→ **Task statement**
Show every line of the records below that contains the word "nghiệp".

→ **Dataset records**
## Begin
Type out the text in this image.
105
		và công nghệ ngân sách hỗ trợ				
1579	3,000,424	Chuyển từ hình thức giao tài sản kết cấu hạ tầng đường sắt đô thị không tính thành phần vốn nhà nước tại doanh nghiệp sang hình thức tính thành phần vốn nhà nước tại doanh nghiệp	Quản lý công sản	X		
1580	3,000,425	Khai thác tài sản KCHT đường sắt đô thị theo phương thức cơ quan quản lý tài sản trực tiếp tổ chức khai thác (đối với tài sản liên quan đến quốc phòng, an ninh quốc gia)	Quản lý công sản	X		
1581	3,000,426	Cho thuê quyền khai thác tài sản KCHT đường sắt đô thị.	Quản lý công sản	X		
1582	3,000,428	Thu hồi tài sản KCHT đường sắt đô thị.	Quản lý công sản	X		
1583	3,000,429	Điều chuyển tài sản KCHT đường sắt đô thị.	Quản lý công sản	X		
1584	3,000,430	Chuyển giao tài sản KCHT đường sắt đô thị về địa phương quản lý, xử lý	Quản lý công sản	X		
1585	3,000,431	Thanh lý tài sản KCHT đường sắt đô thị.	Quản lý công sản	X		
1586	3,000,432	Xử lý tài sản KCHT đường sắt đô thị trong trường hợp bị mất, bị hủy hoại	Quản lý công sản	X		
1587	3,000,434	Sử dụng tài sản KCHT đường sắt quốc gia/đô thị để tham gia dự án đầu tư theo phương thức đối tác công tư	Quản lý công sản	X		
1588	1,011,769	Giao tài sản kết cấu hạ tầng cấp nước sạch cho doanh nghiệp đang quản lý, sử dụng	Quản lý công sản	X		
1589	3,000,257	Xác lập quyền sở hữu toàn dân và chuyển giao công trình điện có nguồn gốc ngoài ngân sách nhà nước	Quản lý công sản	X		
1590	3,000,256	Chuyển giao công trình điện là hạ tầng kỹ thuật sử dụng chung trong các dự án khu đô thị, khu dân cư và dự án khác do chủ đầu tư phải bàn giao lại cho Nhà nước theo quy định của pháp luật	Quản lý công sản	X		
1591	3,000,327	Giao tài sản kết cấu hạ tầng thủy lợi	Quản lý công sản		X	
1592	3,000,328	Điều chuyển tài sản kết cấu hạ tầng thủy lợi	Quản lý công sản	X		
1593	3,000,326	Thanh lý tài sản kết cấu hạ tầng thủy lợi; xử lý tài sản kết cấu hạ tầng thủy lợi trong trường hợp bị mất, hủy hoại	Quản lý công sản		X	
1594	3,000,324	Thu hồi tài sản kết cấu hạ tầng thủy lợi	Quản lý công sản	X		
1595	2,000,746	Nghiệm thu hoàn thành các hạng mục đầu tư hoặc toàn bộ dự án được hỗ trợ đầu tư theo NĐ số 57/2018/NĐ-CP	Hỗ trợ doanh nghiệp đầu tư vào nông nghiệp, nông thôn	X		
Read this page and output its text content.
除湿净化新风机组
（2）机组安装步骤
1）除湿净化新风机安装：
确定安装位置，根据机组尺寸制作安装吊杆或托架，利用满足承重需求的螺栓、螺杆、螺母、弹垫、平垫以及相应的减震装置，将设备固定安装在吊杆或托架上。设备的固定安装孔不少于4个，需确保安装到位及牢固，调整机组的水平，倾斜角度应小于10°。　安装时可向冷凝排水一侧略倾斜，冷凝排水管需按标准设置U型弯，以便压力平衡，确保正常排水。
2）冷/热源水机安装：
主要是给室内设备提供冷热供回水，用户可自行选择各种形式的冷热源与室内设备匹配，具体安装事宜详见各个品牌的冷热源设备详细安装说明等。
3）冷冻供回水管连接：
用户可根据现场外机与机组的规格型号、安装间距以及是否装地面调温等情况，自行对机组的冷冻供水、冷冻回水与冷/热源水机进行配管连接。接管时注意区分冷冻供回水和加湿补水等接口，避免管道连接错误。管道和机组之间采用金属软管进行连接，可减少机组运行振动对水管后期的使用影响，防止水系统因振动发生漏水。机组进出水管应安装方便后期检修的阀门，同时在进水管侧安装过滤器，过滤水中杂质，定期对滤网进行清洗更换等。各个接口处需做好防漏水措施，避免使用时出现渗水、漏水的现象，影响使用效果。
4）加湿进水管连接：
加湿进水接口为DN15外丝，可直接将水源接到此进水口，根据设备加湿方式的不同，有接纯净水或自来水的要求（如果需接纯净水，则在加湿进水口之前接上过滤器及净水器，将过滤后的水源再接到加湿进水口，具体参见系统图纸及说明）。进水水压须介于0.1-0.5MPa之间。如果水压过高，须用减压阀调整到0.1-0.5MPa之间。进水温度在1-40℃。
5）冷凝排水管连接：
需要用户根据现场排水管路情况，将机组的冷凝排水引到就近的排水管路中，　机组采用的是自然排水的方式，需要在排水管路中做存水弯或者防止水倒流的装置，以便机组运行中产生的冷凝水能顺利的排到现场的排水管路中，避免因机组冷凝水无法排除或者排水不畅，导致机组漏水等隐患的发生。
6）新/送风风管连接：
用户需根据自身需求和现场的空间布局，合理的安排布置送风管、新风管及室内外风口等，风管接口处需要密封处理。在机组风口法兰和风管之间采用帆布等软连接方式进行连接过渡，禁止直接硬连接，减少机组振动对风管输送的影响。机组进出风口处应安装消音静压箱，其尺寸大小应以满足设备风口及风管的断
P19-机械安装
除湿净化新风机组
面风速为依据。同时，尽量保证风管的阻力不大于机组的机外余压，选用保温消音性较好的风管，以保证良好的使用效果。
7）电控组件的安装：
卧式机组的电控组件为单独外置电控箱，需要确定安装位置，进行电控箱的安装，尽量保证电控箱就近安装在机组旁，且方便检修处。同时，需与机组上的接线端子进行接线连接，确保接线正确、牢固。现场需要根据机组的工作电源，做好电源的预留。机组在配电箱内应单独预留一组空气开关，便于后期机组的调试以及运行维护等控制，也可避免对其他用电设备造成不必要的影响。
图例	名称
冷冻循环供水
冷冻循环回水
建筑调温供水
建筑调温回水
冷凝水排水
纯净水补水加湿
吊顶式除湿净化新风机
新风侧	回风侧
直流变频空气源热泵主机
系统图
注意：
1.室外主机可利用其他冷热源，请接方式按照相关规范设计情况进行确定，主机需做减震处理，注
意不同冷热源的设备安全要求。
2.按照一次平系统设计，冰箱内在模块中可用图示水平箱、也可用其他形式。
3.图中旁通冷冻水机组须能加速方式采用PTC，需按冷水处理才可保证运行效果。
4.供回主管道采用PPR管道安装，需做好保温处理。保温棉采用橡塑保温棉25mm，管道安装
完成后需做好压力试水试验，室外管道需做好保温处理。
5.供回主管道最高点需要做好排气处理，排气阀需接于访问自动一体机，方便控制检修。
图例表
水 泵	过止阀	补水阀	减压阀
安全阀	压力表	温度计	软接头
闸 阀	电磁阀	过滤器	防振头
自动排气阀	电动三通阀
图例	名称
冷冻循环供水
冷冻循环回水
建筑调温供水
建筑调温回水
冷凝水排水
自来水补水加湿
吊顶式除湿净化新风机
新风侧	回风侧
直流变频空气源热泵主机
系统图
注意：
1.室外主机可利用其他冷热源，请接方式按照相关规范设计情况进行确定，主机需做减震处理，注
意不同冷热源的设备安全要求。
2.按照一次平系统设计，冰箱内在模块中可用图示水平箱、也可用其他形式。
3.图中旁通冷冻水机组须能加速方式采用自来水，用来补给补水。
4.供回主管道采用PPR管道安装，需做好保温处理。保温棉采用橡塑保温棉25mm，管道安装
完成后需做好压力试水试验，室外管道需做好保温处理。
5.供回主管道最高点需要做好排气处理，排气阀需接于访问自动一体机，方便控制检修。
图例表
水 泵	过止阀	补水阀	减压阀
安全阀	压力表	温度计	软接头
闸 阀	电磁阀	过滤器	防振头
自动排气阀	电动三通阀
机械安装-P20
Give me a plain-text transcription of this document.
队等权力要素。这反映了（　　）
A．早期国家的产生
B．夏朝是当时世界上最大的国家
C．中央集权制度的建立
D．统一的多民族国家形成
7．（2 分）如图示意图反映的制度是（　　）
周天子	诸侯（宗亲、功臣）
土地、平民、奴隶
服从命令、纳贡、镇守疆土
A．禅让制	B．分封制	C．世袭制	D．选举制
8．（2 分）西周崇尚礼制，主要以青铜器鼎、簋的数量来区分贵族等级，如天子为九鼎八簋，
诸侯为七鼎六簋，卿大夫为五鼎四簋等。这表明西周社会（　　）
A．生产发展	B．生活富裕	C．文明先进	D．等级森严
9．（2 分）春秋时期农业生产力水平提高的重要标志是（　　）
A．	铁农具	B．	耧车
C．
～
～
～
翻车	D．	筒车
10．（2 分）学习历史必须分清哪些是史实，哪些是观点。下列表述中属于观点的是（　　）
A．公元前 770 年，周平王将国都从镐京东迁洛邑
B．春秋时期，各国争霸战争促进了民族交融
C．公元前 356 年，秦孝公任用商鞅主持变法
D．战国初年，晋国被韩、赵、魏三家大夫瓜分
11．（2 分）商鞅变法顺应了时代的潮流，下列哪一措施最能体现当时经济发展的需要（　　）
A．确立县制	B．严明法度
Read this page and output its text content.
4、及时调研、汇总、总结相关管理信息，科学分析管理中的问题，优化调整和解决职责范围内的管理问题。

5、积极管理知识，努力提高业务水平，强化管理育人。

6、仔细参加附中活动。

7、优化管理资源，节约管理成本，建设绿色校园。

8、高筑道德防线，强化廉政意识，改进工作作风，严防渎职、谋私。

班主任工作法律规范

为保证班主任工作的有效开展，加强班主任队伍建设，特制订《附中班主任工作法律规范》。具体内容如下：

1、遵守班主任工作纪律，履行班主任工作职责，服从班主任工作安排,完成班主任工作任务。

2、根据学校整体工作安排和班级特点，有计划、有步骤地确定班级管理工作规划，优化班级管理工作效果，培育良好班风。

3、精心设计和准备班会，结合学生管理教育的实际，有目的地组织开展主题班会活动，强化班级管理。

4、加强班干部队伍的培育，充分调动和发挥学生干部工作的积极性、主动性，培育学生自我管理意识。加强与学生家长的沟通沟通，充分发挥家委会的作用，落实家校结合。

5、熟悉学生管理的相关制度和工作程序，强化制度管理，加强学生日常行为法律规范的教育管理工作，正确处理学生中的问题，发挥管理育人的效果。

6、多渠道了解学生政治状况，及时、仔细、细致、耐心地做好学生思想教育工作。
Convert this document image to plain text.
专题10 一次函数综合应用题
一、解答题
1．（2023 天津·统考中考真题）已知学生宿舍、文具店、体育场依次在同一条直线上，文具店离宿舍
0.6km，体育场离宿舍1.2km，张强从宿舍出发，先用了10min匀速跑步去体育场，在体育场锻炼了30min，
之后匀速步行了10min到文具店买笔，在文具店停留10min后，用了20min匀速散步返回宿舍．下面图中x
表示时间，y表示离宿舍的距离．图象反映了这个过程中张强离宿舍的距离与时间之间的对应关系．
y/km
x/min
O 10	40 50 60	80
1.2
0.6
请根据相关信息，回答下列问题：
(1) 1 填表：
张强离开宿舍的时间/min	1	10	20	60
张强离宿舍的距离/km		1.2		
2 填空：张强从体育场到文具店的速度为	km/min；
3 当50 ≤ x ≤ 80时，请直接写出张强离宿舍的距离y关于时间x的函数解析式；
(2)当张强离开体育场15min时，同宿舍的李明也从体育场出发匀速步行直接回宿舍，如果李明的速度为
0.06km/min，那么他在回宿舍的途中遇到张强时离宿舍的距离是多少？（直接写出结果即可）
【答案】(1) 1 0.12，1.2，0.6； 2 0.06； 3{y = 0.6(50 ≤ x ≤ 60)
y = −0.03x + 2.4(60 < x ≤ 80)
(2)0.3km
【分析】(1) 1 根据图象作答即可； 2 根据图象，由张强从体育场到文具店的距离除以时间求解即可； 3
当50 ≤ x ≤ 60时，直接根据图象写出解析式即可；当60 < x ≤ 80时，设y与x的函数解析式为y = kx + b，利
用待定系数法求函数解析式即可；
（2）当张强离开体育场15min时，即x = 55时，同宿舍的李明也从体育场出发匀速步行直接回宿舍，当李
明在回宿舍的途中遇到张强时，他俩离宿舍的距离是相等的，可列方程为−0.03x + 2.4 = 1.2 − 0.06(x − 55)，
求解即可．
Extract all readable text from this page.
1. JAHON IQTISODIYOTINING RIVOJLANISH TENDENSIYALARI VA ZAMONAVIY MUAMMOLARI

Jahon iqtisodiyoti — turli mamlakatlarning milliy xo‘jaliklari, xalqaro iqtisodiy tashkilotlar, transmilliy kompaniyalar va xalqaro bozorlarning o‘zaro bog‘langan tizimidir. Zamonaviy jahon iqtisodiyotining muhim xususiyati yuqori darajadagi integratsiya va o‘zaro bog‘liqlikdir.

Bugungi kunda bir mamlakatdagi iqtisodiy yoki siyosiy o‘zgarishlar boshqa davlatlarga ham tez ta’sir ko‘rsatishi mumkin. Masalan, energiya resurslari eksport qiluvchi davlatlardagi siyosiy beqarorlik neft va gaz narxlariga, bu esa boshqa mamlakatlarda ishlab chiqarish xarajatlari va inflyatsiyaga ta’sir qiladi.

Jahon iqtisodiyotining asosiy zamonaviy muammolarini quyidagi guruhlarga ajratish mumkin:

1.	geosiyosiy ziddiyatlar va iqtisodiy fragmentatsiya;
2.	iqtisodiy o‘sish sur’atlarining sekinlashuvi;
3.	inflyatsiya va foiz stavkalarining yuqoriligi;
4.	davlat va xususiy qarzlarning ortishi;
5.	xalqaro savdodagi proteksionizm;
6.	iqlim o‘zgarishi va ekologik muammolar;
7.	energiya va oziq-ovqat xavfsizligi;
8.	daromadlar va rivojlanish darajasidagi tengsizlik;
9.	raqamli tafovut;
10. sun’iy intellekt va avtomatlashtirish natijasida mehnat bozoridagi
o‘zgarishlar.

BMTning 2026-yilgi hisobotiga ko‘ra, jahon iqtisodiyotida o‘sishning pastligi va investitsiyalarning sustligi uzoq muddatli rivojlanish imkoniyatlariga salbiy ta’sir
## End
→ **Output of the task**
1579	3,000,424	Chuyển từ hình thức giao tài sản kết cấu hạ tầng đường sắt đô thị không tính thành phần vốn nhà nước tại doanh nghiệp sang hình thức tính thành phần vốn nhà nước tại doanh nghiệp	Quản lý công sản	X		
1588	1,011,769	Giao tài sản kết cấu hạ tầng cấp nước sạch cho doanh nghiệp đang quản lý, sử dụng	Quản lý công sản	X		
1595	2,000,746	Nghiệm thu hoàn thành các hạng mục đầu tư hoặc toàn bộ dự án được hỗ trợ đầu tư theo NĐ số 57/2018/NĐ-CP	Hỗ trợ doanh nghiệp đầu tư vào nông nghiệp, nông thôn	X		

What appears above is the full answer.